## Set exercise
Return a copy of each line that holds the string "муниципального".

(Entries taken from a collection)
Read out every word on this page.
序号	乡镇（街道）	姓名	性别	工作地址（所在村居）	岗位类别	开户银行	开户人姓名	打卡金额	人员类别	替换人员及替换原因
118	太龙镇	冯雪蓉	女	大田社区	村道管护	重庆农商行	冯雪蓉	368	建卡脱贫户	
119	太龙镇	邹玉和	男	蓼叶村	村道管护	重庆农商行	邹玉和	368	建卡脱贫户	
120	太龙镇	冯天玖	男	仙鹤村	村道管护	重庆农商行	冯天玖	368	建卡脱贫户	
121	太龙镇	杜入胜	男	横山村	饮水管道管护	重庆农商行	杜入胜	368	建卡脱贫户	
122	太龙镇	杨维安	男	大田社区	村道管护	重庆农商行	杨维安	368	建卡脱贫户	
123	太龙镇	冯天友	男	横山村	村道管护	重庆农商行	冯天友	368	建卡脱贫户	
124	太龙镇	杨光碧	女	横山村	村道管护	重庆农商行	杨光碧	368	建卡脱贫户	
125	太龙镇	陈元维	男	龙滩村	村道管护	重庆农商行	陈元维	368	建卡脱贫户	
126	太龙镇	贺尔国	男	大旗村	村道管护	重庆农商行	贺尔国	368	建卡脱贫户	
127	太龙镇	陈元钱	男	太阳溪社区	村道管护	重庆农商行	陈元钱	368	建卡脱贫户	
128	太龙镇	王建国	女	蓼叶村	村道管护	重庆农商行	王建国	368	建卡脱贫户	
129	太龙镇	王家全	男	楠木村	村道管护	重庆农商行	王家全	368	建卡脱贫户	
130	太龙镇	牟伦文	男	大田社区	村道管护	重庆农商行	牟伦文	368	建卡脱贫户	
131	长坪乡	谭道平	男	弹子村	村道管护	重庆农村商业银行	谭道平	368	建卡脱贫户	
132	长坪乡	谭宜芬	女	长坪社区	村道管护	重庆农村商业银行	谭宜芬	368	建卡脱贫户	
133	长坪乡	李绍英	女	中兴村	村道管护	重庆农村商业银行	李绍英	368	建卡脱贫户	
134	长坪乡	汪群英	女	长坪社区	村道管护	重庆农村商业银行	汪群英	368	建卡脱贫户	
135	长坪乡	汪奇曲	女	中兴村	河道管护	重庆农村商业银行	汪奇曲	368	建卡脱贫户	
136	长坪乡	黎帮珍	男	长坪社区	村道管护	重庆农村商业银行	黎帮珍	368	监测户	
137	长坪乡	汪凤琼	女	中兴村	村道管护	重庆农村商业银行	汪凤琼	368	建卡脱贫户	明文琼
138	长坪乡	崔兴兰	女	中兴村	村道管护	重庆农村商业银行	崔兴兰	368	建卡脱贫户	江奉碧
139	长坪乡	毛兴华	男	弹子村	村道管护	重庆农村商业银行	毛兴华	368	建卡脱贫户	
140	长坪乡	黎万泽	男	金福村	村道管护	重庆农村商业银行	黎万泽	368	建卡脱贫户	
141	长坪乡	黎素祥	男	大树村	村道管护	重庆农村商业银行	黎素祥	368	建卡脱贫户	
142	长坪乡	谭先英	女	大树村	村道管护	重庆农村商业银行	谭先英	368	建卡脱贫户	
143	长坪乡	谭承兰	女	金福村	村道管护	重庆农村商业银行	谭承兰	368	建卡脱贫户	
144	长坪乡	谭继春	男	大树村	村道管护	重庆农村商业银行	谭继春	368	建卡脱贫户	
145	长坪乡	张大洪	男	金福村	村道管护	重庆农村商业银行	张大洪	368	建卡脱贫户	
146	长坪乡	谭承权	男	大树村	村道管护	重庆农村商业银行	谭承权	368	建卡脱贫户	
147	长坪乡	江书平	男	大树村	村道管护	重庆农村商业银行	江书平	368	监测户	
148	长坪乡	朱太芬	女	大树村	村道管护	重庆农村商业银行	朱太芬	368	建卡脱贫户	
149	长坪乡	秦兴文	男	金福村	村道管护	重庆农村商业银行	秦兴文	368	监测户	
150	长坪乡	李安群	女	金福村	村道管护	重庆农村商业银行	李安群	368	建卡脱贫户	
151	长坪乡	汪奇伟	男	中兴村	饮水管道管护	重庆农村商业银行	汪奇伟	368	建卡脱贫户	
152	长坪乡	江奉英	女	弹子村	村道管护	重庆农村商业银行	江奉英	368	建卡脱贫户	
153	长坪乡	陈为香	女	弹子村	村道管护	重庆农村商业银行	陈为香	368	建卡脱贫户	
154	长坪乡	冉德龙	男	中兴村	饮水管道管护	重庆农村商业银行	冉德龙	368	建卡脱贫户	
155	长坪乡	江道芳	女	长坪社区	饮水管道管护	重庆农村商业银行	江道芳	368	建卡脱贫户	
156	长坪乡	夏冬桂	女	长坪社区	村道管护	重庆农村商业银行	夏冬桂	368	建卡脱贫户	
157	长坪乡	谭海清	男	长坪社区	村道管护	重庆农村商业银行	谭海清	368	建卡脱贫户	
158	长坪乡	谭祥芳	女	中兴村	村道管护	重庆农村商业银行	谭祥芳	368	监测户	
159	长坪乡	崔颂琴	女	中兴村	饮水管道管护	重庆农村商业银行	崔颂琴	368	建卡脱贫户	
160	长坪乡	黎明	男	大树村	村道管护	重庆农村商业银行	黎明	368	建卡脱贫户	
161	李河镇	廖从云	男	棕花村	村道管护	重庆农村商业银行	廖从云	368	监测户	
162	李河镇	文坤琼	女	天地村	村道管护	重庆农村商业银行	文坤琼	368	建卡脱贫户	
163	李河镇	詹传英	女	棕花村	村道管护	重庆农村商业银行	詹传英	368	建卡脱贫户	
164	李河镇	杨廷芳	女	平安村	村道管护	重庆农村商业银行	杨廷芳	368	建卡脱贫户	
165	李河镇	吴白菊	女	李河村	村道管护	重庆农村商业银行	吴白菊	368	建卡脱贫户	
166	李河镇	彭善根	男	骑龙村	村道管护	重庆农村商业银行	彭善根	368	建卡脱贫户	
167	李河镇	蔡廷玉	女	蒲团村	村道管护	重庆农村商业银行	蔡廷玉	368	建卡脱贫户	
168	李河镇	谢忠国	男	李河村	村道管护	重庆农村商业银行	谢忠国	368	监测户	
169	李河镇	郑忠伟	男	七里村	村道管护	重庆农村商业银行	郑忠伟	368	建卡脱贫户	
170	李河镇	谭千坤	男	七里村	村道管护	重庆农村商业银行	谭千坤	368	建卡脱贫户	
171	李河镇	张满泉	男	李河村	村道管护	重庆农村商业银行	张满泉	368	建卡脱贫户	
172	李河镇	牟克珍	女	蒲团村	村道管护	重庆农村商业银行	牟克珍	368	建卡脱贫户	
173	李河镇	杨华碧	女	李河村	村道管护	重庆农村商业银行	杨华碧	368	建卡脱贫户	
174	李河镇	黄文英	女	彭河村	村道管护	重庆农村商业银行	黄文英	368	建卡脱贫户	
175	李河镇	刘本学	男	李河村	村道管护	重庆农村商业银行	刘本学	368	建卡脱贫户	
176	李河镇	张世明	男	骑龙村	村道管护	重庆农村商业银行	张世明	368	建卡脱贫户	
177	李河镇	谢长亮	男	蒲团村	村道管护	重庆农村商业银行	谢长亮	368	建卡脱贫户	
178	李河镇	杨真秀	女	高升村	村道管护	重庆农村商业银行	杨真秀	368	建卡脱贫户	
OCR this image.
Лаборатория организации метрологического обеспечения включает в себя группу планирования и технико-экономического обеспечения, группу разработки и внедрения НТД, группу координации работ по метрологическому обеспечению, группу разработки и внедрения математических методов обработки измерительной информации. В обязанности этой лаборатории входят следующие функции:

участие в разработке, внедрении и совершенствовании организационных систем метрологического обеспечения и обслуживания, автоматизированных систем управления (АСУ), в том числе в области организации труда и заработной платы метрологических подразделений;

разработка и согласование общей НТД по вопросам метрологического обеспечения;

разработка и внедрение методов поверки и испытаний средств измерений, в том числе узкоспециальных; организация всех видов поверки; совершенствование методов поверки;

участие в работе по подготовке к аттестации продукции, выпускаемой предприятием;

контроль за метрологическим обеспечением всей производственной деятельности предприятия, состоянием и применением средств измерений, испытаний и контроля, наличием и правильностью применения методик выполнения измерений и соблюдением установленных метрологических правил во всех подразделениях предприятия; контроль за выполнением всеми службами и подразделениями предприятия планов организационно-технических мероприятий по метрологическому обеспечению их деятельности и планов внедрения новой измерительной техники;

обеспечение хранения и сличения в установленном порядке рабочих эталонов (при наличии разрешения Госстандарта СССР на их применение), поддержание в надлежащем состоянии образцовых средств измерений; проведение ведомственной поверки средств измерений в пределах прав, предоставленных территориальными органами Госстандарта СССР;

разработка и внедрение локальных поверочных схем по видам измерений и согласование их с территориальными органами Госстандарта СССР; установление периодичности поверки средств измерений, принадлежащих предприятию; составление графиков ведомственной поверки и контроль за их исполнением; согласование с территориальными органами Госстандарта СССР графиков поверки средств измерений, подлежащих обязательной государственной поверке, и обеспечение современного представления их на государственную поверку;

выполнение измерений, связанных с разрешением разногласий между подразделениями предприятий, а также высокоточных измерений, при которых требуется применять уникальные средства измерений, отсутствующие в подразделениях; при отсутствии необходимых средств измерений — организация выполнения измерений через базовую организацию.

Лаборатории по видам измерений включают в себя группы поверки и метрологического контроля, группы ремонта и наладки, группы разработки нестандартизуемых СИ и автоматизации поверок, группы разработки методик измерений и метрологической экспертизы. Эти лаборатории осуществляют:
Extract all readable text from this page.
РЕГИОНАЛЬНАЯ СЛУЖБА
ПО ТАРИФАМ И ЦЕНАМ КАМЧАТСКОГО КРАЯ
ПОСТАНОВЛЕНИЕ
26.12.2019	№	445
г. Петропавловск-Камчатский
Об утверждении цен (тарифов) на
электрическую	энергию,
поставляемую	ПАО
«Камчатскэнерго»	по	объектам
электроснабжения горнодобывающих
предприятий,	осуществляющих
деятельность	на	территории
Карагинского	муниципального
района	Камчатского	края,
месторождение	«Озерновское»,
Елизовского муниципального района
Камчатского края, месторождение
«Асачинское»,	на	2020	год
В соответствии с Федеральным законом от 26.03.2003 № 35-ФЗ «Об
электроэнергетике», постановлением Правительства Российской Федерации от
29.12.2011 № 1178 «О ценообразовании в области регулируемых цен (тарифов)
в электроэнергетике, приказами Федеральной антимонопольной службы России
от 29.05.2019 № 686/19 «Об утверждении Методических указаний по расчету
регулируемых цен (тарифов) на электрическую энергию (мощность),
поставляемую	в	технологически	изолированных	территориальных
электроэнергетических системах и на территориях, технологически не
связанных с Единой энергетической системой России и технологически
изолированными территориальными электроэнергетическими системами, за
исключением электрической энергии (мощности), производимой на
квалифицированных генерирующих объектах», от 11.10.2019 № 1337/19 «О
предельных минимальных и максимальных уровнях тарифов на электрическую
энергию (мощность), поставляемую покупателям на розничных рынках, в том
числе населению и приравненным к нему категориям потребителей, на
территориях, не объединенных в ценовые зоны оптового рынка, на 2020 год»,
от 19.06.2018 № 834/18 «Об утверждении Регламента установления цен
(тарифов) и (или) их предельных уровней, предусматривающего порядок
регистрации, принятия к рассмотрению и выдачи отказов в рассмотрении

## Answer to this task
Карагинского	муниципального
Елизовского муниципального района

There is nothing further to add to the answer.